* _What the task asks_
Exactly reproduce each line of the listing that follows.

— START OF Data listing —

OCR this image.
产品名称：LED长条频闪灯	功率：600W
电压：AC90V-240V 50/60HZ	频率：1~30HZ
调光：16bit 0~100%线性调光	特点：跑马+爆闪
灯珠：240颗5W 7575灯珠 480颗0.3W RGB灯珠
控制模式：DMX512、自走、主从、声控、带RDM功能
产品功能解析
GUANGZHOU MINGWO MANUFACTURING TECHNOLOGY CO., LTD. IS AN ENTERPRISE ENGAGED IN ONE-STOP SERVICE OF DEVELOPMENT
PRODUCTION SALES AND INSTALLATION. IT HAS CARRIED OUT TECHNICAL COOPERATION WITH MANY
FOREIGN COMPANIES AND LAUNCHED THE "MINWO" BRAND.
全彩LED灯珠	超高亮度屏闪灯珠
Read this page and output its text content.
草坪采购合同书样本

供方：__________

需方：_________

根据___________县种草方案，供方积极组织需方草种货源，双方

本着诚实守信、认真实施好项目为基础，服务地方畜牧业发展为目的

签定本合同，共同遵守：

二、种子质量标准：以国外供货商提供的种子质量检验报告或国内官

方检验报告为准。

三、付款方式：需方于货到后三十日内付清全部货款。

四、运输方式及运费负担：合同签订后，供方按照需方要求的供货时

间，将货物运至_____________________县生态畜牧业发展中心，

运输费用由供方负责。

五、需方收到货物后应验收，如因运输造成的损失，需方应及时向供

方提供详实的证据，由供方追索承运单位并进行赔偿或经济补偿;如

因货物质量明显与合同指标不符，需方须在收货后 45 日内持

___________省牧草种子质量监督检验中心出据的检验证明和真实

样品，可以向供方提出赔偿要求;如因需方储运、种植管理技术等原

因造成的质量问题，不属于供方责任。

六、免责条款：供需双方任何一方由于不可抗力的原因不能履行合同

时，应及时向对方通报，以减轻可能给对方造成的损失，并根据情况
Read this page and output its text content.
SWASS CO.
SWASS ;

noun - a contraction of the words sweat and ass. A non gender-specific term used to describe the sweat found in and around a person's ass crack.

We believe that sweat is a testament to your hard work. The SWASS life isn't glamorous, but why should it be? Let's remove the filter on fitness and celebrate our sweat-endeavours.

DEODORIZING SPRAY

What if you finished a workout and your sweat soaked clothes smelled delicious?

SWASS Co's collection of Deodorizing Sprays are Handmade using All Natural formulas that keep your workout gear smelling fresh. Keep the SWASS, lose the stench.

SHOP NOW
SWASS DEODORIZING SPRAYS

— END OF Data listing —

* _Exercise solution_
OCR this image.
产品名称：LED长条频闪灯	功率：600W
电压：AC90V-240V 50/60HZ	频率：1~30HZ
调光：16bit 0~100%线性调光	特点：跑马+爆闪
灯珠：240颗5W 7575灯珠 480颗0.3W RGB灯珠
控制模式：DMX512、自走、主从、声控、带RDM功能
产品功能解析
GUANGZHOU MINGWO MANUFACTURING TECHNOLOGY CO., LTD. IS AN ENTERPRISE ENGAGED IN ONE-STOP SERVICE OF DEVELOPMENT
PRODUCTION SALES AND INSTALLATION. IT HAS CARRIED OUT TECHNICAL COOPERATION WITH MANY
FOREIGN COMPANIES AND LAUNCHED THE "MINWO" BRAND.
全彩LED灯珠	超高亮度屏闪灯珠
Read this page and output its text content.
草坪采购合同书样本

供方：__________

需方：_________

根据___________县种草方案，供方积极组织需方草种货源，双方

本着诚实守信、认真实施好项目为基础，服务地方畜牧业发展为目的

签定本合同，共同遵守：

二、种子质量标准：以国外供货商提供的种子质量检验报告或国内官

方检验报告为准。

三、付款方式：需方于货到后三十日内付清全部货款。

四、运输方式及运费负担：合同签订后，供方按照需方要求的供货时

间，将货物运至_____________________县生态畜牧业发展中心，

运输费用由供方负责。

五、需方收到货物后应验收，如因运输造成的损失，需方应及时向供

方提供详实的证据，由供方追索承运单位并进行赔偿或经济补偿;如

因货物质量明显与合同指标不符，需方须在收货后 45 日内持

___________省牧草种子质量监督检验中心出据的检验证明和真实

样品，可以向供方提出赔偿要求;如因需方储运、种植管理技术等原

因造成的质量问题，不属于供方责任。

六、免责条款：供需双方任何一方由于不可抗力的原因不能履行合同

时，应及时向对方通报，以减轻可能给对方造成的损失，并根据情况
Read this page and output its text content.
SWASS CO.
SWASS ;

noun - a contraction of the words sweat and ass. A non gender-specific term used to describe the sweat found in and around a person's ass crack.

We believe that sweat is a testament to your hard work. The SWASS life isn't glamorous, but why should it be? Let's remove the filter on fitness and celebrate our sweat-endeavours.

DEODORIZING SPRAY

What if you finished a workout and your sweat soaked clothes smelled delicious?

SWASS Co's collection of Deodorizing Sprays are Handmade using All Natural formulas that keep your workout gear smelling fresh. Keep the SWASS, lose the stench.

SHOP NOW
SWASS DEODORIZING SPRAYS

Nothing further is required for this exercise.